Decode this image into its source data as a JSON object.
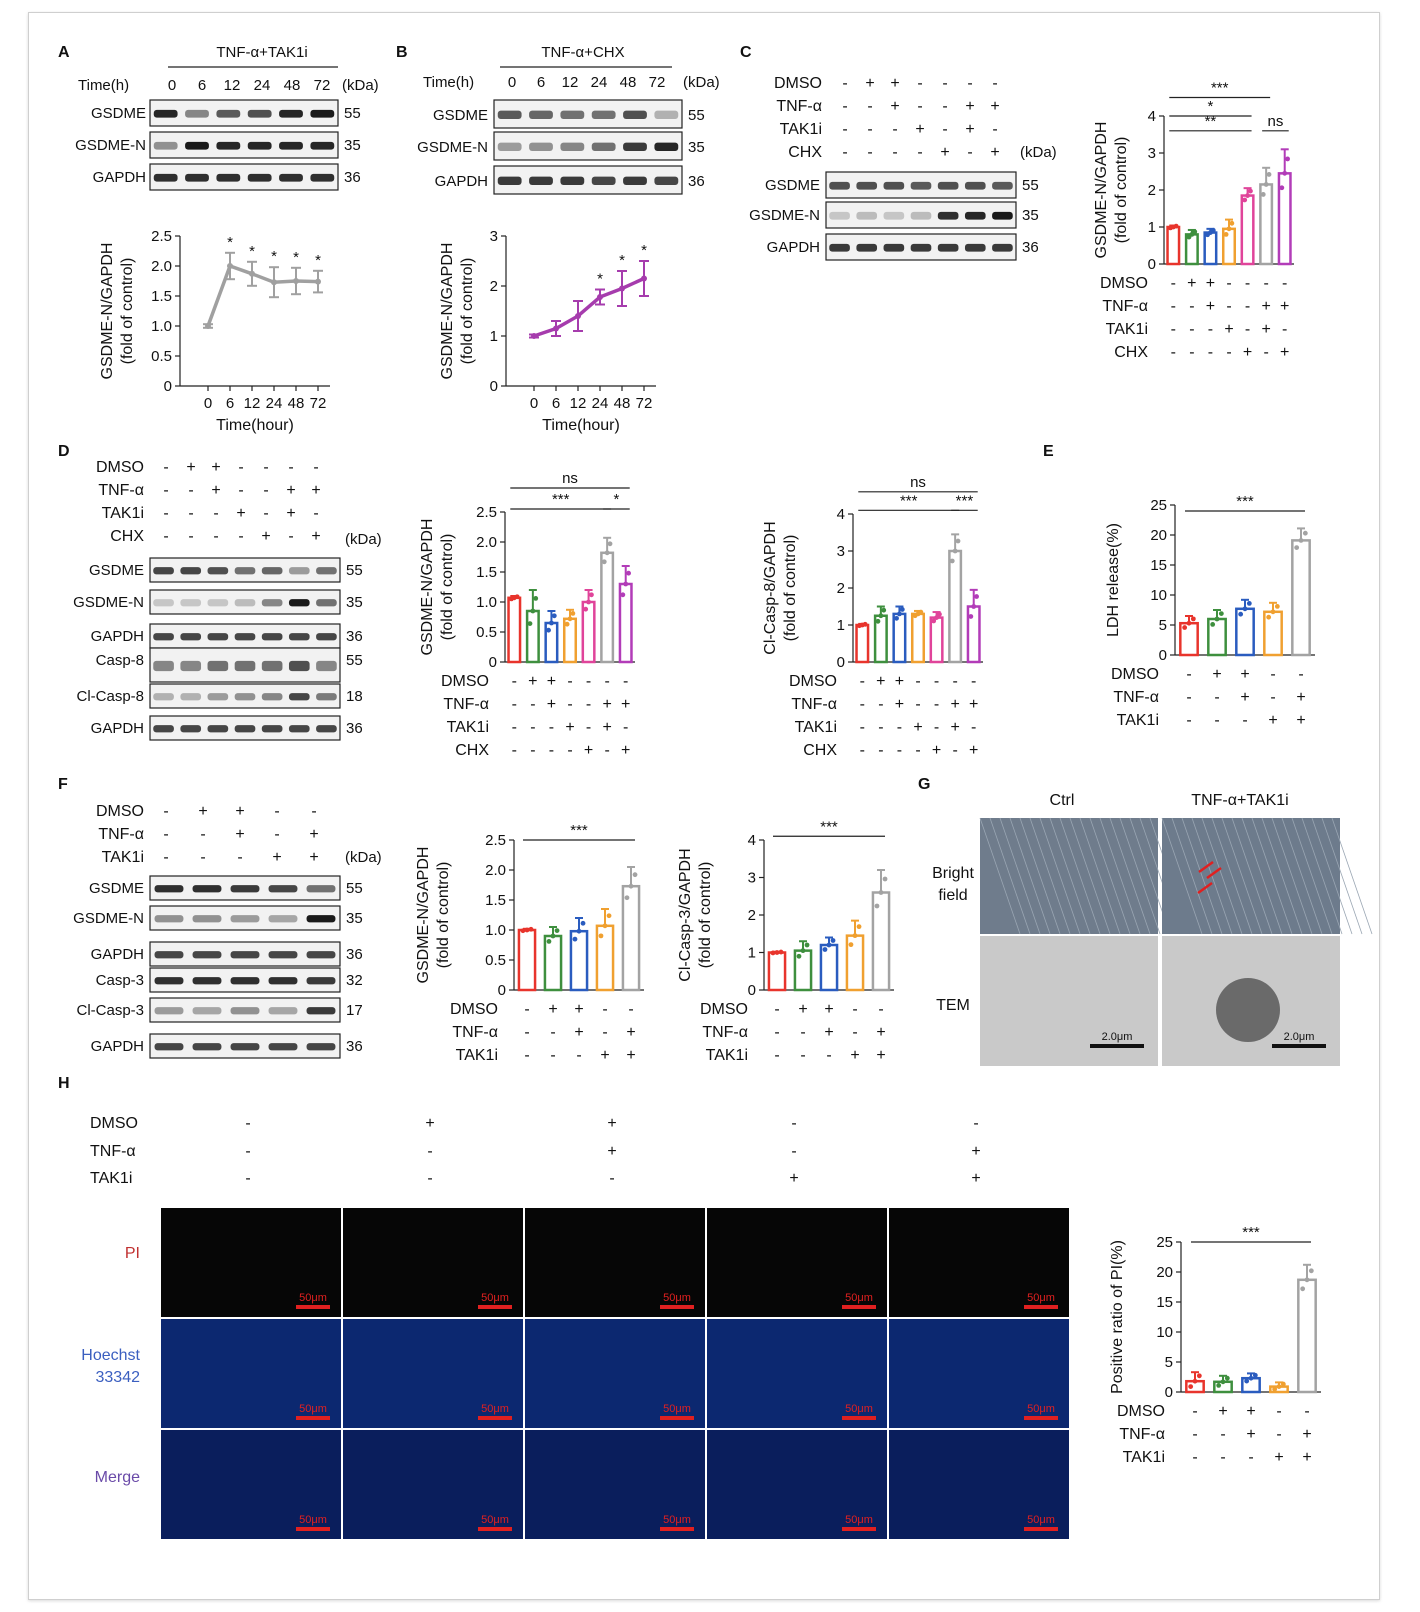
{
  "panels": {
    "A": "A",
    "B": "B",
    "C": "C",
    "D": "D",
    "E": "E",
    "F": "F",
    "G": "G",
    "H": "H"
  },
  "common": {
    "kda": "(kDa)",
    "time_h": "Time(h)",
    "plus": "+",
    "minus": "-",
    "star": "*",
    "stars3": "***",
    "stars2": "**",
    "ns": "ns",
    "row_dmso": "DMSO",
    "row_tnf": "TNF-α",
    "row_tak1i": "TAK1i",
    "row_chx": "CHX",
    "band_gsdme": "GSDME",
    "band_gsdmen": "GSDME-N",
    "band_gapdh": "GAPDH",
    "band_casp8": "Casp-8",
    "band_clcasp8": "Cl-Casp-8",
    "band_casp3": "Casp-3",
    "band_clcasp3": "Cl-Casp-3",
    "y_gsdmen": "GSDME-N/GAPDH",
    "y_fold": "(fold of control)",
    "y_clcasp8": "Cl-Casp-8/GAPDH",
    "y_clcasp3": "Cl-Casp-3/GAPDH",
    "y_ldh": "LDH release(%)",
    "y_pi": "Positive ratio of PI(%)",
    "x_time": "Time(hour)"
  },
  "panel_a": {
    "treatment": "TNF-α+TAK1i",
    "times": [
      "0",
      "6",
      "12",
      "24",
      "48",
      "72"
    ],
    "mw": [
      "55",
      "35",
      "36"
    ]
  },
  "panel_b": {
    "treatment": "TNF-α+CHX",
    "times": [
      "0",
      "6",
      "12",
      "24",
      "48",
      "72"
    ],
    "mw": [
      "55",
      "35",
      "36"
    ]
  },
  "panel_c": {
    "mw": [
      "55",
      "35",
      "36"
    ]
  },
  "panel_d": {
    "mw": [
      "55",
      "35",
      "36",
      "55",
      "18",
      "36"
    ]
  },
  "panel_f": {
    "mw": [
      "55",
      "35",
      "36",
      "32",
      "17",
      "36"
    ]
  },
  "panel_g": {
    "col_ctrl": "Ctrl",
    "col_treat": "TNF-α+TAK1i",
    "row_bf1": "Bright",
    "row_bf2": "field",
    "row_tem": "TEM",
    "scale_tem": "2.0μm"
  },
  "panel_h": {
    "row_pi": "PI",
    "row_hoechst1": "Hoechst",
    "row_hoechst2": "33342",
    "row_merge": "Merge",
    "scale": "50μm"
  },
  "chart_data": [
    {
      "id": "A",
      "type": "line",
      "x": [
        "0",
        "6",
        "12",
        "24",
        "48",
        "72"
      ],
      "values": [
        1.0,
        2.0,
        1.87,
        1.73,
        1.75,
        1.74
      ],
      "errors": [
        0.03,
        0.22,
        0.2,
        0.25,
        0.22,
        0.18
      ],
      "color": "#a0a0a0",
      "ylim": [
        0,
        2.5
      ],
      "yticks": [
        "0",
        "0.5",
        "1.0",
        "1.5",
        "2.0",
        "2.5"
      ],
      "xlabel": "Time(hour)",
      "ylabel": "GSDME-N/GAPDH",
      "sig": [
        "",
        "*",
        "*",
        "*",
        "*",
        "*"
      ]
    },
    {
      "id": "B",
      "type": "line",
      "x": [
        "0",
        "6",
        "12",
        "24",
        "48",
        "72"
      ],
      "values": [
        1.0,
        1.15,
        1.4,
        1.78,
        1.95,
        2.15
      ],
      "errors": [
        0.03,
        0.15,
        0.3,
        0.15,
        0.35,
        0.35
      ],
      "color": "#a63cad",
      "ylim": [
        0,
        3
      ],
      "yticks": [
        "0",
        "1",
        "2",
        "3"
      ],
      "xlabel": "Time(hour)",
      "ylabel": "GSDME-N/GAPDH",
      "sig": [
        "",
        "",
        "",
        "*",
        "*",
        "*"
      ]
    },
    {
      "id": "C",
      "type": "bar",
      "values": [
        1.0,
        0.8,
        0.85,
        0.95,
        1.85,
        2.15,
        2.45
      ],
      "errors": [
        0.04,
        0.12,
        0.1,
        0.25,
        0.2,
        0.45,
        0.65
      ],
      "ylim": [
        0,
        4
      ],
      "yticks": [
        "0",
        "1",
        "2",
        "3",
        "4"
      ],
      "ylabel": "GSDME-N/GAPDH",
      "rows": {
        "DMSO": [
          "-",
          "+",
          "+",
          "-",
          "-",
          "-",
          "-"
        ],
        "TNF-α": [
          "-",
          "-",
          "+",
          "-",
          "-",
          "+",
          "+"
        ],
        "TAK1i": [
          "-",
          "-",
          "-",
          "+",
          "-",
          "+",
          "-"
        ],
        "CHX": [
          "-",
          "-",
          "-",
          "-",
          "+",
          "-",
          "+"
        ]
      }
    },
    {
      "id": "D1",
      "type": "bar",
      "values": [
        1.07,
        0.85,
        0.65,
        0.72,
        1.0,
        1.82,
        1.3
      ],
      "errors": [
        0.03,
        0.35,
        0.2,
        0.15,
        0.2,
        0.25,
        0.3
      ],
      "ylim": [
        0,
        2.5
      ],
      "yticks": [
        "0",
        "0.5",
        "1.0",
        "1.5",
        "2.0",
        "2.5"
      ],
      "ylabel": "GSDME-N/GAPDH",
      "rows": {
        "DMSO": [
          "-",
          "+",
          "+",
          "-",
          "-",
          "-",
          "-"
        ],
        "TNF-α": [
          "-",
          "-",
          "+",
          "-",
          "-",
          "+",
          "+"
        ],
        "TAK1i": [
          "-",
          "-",
          "-",
          "+",
          "-",
          "+",
          "-"
        ],
        "CHX": [
          "-",
          "-",
          "-",
          "-",
          "+",
          "-",
          "+"
        ]
      }
    },
    {
      "id": "D2",
      "type": "bar",
      "values": [
        1.0,
        1.25,
        1.3,
        1.3,
        1.2,
        3.0,
        1.5
      ],
      "errors": [
        0.03,
        0.25,
        0.2,
        0.08,
        0.15,
        0.45,
        0.45
      ],
      "ylim": [
        0,
        4
      ],
      "yticks": [
        "0",
        "1",
        "2",
        "3",
        "4"
      ],
      "ylabel": "Cl-Casp-8/GAPDH",
      "rows": {
        "DMSO": [
          "-",
          "+",
          "+",
          "-",
          "-",
          "-",
          "-"
        ],
        "TNF-α": [
          "-",
          "-",
          "+",
          "-",
          "-",
          "+",
          "+"
        ],
        "TAK1i": [
          "-",
          "-",
          "-",
          "+",
          "-",
          "+",
          "-"
        ],
        "CHX": [
          "-",
          "-",
          "-",
          "-",
          "+",
          "-",
          "+"
        ]
      }
    },
    {
      "id": "E",
      "type": "bar",
      "values": [
        5.3,
        6.0,
        7.7,
        7.2,
        19.1
      ],
      "errors": [
        1.2,
        1.5,
        1.5,
        1.5,
        2.0
      ],
      "ylim": [
        0,
        25
      ],
      "yticks": [
        "0",
        "5",
        "10",
        "15",
        "20",
        "25"
      ],
      "ylabel": "LDH release(%)",
      "rows": {
        "DMSO": [
          "-",
          "+",
          "+",
          "-",
          "-"
        ],
        "TNF-α": [
          "-",
          "-",
          "+",
          "-",
          "+"
        ],
        "TAK1i": [
          "-",
          "-",
          "-",
          "+",
          "+"
        ]
      }
    },
    {
      "id": "F1",
      "type": "bar",
      "values": [
        1.0,
        0.9,
        0.98,
        1.07,
        1.73
      ],
      "errors": [
        0.02,
        0.15,
        0.22,
        0.28,
        0.32
      ],
      "ylim": [
        0,
        2.5
      ],
      "yticks": [
        "0",
        "0.5",
        "1.0",
        "1.5",
        "2.0",
        "2.5"
      ],
      "ylabel": "GSDME-N/GAPDH",
      "rows": {
        "DMSO": [
          "-",
          "+",
          "+",
          "-",
          "-"
        ],
        "TNF-α": [
          "-",
          "-",
          "+",
          "-",
          "+"
        ],
        "TAK1i": [
          "-",
          "-",
          "-",
          "+",
          "+"
        ]
      }
    },
    {
      "id": "F2",
      "type": "bar",
      "values": [
        1.0,
        1.05,
        1.2,
        1.45,
        2.6
      ],
      "errors": [
        0.02,
        0.25,
        0.2,
        0.4,
        0.6
      ],
      "ylim": [
        0,
        4
      ],
      "yticks": [
        "0",
        "1",
        "2",
        "3",
        "4"
      ],
      "ylabel": "Cl-Casp-3/GAPDH",
      "rows": {
        "DMSO": [
          "-",
          "+",
          "+",
          "-",
          "-"
        ],
        "TNF-α": [
          "-",
          "-",
          "+",
          "-",
          "+"
        ],
        "TAK1i": [
          "-",
          "-",
          "-",
          "+",
          "+"
        ]
      }
    },
    {
      "id": "H",
      "type": "bar",
      "values": [
        1.8,
        1.7,
        2.3,
        0.9,
        18.7
      ],
      "errors": [
        1.5,
        1.0,
        0.8,
        0.7,
        2.5
      ],
      "ylim": [
        0,
        25
      ],
      "yticks": [
        "0",
        "5",
        "10",
        "15",
        "20",
        "25"
      ],
      "ylabel": "Positive ratio of PI(%)",
      "rows": {
        "DMSO": [
          "-",
          "+",
          "+",
          "-",
          "-"
        ],
        "TNF-α": [
          "-",
          "-",
          "+",
          "-",
          "+"
        ],
        "TAK1i": [
          "-",
          "-",
          "-",
          "+",
          "+"
        ]
      }
    }
  ],
  "colors": {
    "bars7": [
      "#e8342c",
      "#3e8f3e",
      "#2a5cbf",
      "#f0a030",
      "#e0449a",
      "#a3a3a3",
      "#b23cb8"
    ],
    "bars5": [
      "#e8342c",
      "#3e8f3e",
      "#2a5cbf",
      "#f0a030",
      "#a3a3a3"
    ]
  }
}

——————

BRIEF
Search the data for the string "Casp" and copy each line where it appears.

OUTPUT FOR THIS TASK
    "band_casp8": "Casp-8",
    "band_clcasp8": "Cl-Casp-8",
    "band_casp3": "Casp-3",
    "band_clcasp3": "Cl-Casp-3",
    "y_clcasp8": "Cl-Casp-8/GAPDH",
    "y_clcasp3": "Cl-Casp-3/GAPDH",
      "ylabel": "Cl-Casp-8/GAPDH",
      "ylabel": "Cl-Casp-3/GAPDH",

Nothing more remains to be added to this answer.